Below are some records; retype all of them exactly.
** Start **
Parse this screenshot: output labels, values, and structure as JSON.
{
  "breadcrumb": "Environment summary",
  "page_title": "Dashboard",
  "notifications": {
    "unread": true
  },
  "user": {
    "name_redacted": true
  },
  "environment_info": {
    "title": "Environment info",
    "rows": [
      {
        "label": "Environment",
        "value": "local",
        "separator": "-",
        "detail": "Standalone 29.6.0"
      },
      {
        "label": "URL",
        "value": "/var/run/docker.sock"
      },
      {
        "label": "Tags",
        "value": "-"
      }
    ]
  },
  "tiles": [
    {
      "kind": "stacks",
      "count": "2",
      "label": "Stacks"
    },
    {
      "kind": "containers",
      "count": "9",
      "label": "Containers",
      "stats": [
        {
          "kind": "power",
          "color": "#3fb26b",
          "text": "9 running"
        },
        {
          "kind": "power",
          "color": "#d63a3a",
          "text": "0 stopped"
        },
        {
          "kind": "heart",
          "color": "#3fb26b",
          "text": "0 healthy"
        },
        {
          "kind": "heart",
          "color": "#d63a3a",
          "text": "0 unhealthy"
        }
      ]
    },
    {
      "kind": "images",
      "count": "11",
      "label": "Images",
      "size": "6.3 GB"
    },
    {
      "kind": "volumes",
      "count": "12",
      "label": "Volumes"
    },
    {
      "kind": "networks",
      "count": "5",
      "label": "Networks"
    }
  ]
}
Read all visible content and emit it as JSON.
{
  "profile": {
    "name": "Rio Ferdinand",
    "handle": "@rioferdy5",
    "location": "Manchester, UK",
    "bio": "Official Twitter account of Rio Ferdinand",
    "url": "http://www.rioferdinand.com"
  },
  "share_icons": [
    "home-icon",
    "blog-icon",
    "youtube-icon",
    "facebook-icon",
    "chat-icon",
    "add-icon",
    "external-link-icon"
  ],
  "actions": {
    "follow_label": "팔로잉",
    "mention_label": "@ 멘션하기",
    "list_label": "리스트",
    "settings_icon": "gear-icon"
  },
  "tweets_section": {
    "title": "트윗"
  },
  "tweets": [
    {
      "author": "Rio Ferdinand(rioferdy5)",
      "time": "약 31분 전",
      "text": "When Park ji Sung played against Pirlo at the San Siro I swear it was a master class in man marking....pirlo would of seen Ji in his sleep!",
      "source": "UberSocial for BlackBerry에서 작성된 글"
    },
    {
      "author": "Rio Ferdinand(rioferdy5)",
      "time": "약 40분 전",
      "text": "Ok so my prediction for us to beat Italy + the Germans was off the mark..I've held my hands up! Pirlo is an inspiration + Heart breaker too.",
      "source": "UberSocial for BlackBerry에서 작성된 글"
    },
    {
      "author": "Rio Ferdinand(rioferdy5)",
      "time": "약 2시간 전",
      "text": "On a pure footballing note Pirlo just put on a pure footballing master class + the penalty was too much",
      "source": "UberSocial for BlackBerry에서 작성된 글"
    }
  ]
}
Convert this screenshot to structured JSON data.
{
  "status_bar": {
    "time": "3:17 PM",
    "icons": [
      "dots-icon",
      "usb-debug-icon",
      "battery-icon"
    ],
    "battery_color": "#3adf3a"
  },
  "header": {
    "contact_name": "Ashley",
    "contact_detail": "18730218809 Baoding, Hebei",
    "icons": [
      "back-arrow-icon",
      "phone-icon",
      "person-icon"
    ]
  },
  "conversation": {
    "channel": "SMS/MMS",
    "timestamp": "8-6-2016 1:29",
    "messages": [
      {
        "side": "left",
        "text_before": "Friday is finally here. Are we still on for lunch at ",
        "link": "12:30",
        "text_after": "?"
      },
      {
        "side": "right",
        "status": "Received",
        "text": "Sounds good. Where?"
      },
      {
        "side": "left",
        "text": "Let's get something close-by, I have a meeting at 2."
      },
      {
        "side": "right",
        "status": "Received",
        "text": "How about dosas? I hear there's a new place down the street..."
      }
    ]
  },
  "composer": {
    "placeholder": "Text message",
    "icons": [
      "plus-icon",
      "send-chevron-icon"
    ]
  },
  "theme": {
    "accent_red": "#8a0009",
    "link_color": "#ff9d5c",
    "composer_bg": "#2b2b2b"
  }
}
** End **
### RESPONSE TO THIS EXERCISE
Parse this screenshot: output labels, values, and structure as JSON.
{
  "breadcrumb": "Environment summary",
  "page_title": "Dashboard",
  "notifications": {
    "unread": true
  },
  "user": {
    "name_redacted": true
  },
  "environment_info": {
    "title": "Environment info",
    "rows": [
      {
        "label": "Environment",
        "value": "local",
        "separator": "-",
        "detail": "Standalone 29.6.0"
      },
      {
        "label": "URL",
        "value": "/var/run/docker.sock"
      },
      {
        "label": "Tags",
        "value": "-"
      }
    ]
  },
  "tiles": [
    {
      "kind": "stacks",
      "count": "2",
      "label": "Stacks"
    },
    {
      "kind": "containers",
      "count": "9",
      "label": "Containers",
      "stats": [
        {
          "kind": "power",
          "color": "#3fb26b",
          "text": "9 running"
        },
        {
          "kind": "power",
          "color": "#d63a3a",
          "text": "0 stopped"
        },
        {
          "kind": "heart",
          "color": "#3fb26b",
          "text": "0 healthy"
        },
        {
          "kind": "heart",
          "color": "#d63a3a",
          "text": "0 unhealthy"
        }
      ]
    },
    {
      "kind": "images",
      "count": "11",
      "label": "Images",
      "size": "6.3 GB"
    },
    {
      "kind": "volumes",
      "count": "12",
      "label": "Volumes"
    },
    {
      "kind": "networks",
      "count": "5",
      "label": "Networks"
    }
  ]
}
Read all visible content and emit it as JSON.
{
  "profile": {
    "name": "Rio Ferdinand",
    "handle": "@rioferdy5",
    "location": "Manchester, UK",
    "bio": "Official Twitter account of Rio Ferdinand",
    "url": "http://www.rioferdinand.com"
  },
  "share_icons": [
    "home-icon",
    "blog-icon",
    "youtube-icon",
    "facebook-icon",
    "chat-icon",
    "add-icon",
    "external-link-icon"
  ],
  "actions": {
    "follow_label": "팔로잉",
    "mention_label": "@ 멘션하기",
    "list_label": "리스트",
    "settings_icon": "gear-icon"
  },
  "tweets_section": {
    "title": "트윗"
  },
  "tweets": [
    {
      "author": "Rio Ferdinand(rioferdy5)",
      "time": "약 31분 전",
      "text": "When Park ji Sung played against Pirlo at the San Siro I swear it was a master class in man marking....pirlo would of seen Ji in his sleep!",
      "source": "UberSocial for BlackBerry에서 작성된 글"
    },
    {
      "author": "Rio Ferdinand(rioferdy5)",
      "time": "약 40분 전",
      "text": "Ok so my prediction for us to beat Italy + the Germans was off the mark..I've held my hands up! Pirlo is an inspiration + Heart breaker too.",
      "source": "UberSocial for BlackBerry에서 작성된 글"
    },
    {
      "author": "Rio Ferdinand(rioferdy5)",
      "time": "약 2시간 전",
      "text": "On a pure footballing note Pirlo just put on a pure footballing master class + the penalty was too much",
      "source": "UberSocial for BlackBerry에서 작성된 글"
    }
  ]
}
Convert this screenshot to structured JSON data.
{
  "status_bar": {
    "time": "3:17 PM",
    "icons": [
      "dots-icon",
      "usb-debug-icon",
      "battery-icon"
    ],
    "battery_color": "#3adf3a"
  },
  "header": {
    "contact_name": "Ashley",
    "contact_detail": "18730218809 Baoding, Hebei",
    "icons": [
      "back-arrow-icon",
      "phone-icon",
      "person-icon"
    ]
  },
  "conversation": {
    "channel": "SMS/MMS",
    "timestamp": "8-6-2016 1:29",
    "messages": [
      {
        "side": "left",
        "text_before": "Friday is finally here. Are we still on for lunch at ",
        "link": "12:30",
        "text_after": "?"
      },
      {
        "side": "right",
        "status": "Received",
        "text": "Sounds good. Where?"
      },
      {
        "side": "left",
        "text": "Let's get something close-by, I have a meeting at 2."
      },
      {
        "side": "right",
        "status": "Received",
        "text": "How about dosas? I hear there's a new place down the street..."
      }
    ]
  },
  "composer": {
    "placeholder": "Text message",
    "icons": [
      "plus-icon",
      "send-chevron-icon"
    ]
  },
  "theme": {
    "accent_red": "#8a0009",
    "link_color": "#ff9d5c",
    "composer_bg": "#2b2b2b"
  }
}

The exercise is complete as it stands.